PROBLEM STATEMENT
From the text on why microservices fail, reproduce word for word the passage between "- HTTP is familiar" and "Two-phase commit (2PC)", inclusive.

PAGE EXTRACT
════════════════

Microservices don’t fail because they are bad.
They fail because teams adopt them for the wrong reasons, at the wrong time, in the wrong way.
1️⃣ They Start With Microservices (Instead of Evolving)
What Teams Do ❌
- Day-1 microservices
- 10–20 services before first customer
- Each service has its own repo, CI/CD, DB
Why It Fails
- Development slows down
- Debugging becomes distributed hell
- Requirements are still changing
FAANG Reality ✅
- Amazon, Netflix started as monoliths
- Microservices were extracted under pressure, not ideology
Rule
Microservices are a scaling solution, not a starting architecture
2️⃣ Poor Service Boundaries (The #1 Killer)
Common Mistake ❌
Services split by:
- Technical layers (auth, db, api)
- Tables
- Random features
Instead of business domains.
Result
- Constant cross-service calls
- Circular dependencies
- One change touches 5 services
Correct Approach ✅
Split by bounded contexts:
- Order
- Payment
- Inventory
- User
Each owns:
- Its logic
- Its data
- Its lifecycle
If two services deploy together, they are the same service.
3️⃣ Synchronous Communication Everywhere
What Happens ❌
- Service A calls B
- B calls C
- C calls D
Real Production Impact
- Cascading failures
- Timeouts
- Retry storms
- P99 latency explodes
Why Teams Do This
- It feels “simple”
- HTTP is familiar
FAANG Solution ✅
- Sync for user-critical paths
- Async events for everything else
Distributed systems fail by default — assume it.
4️⃣ Distributed Transactions Without Strategy
Problem ❌
- Order → Payment → Inventory
- One fails, others succeed
What Teams Try
- Two-phase commit (2PC)

════════════════

DATA SEGMENT
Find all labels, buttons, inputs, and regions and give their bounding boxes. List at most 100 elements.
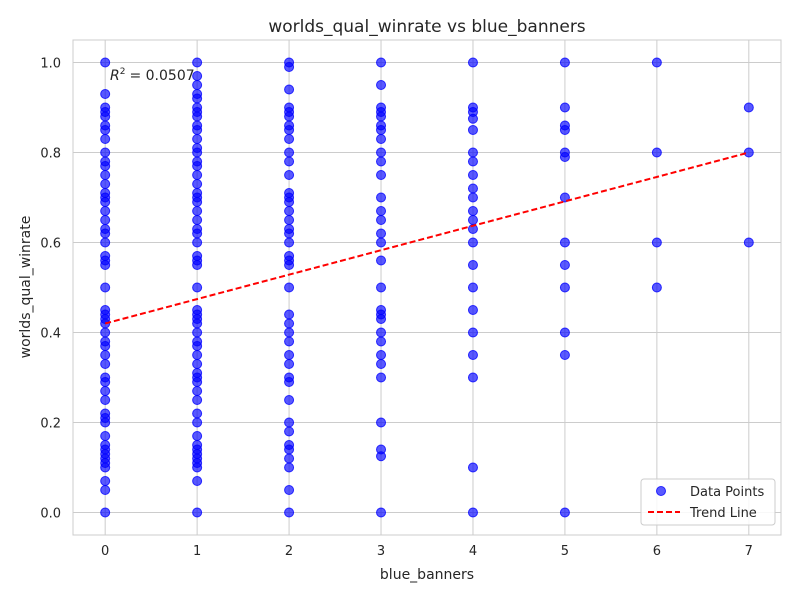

════════════════

WRITTEN RESPONSE
- HTTP is familiar
FAANG Solution ✅
- Sync for user-critical paths
- Async events for everything else
Distributed systems fail by default — assume it.
4️⃣ Distributed Transactions Without Strategy
Problem ❌
- Order → Payment → Inventory
- One fails, others succeed
What Teams Try
- Two-phase commit (2PC)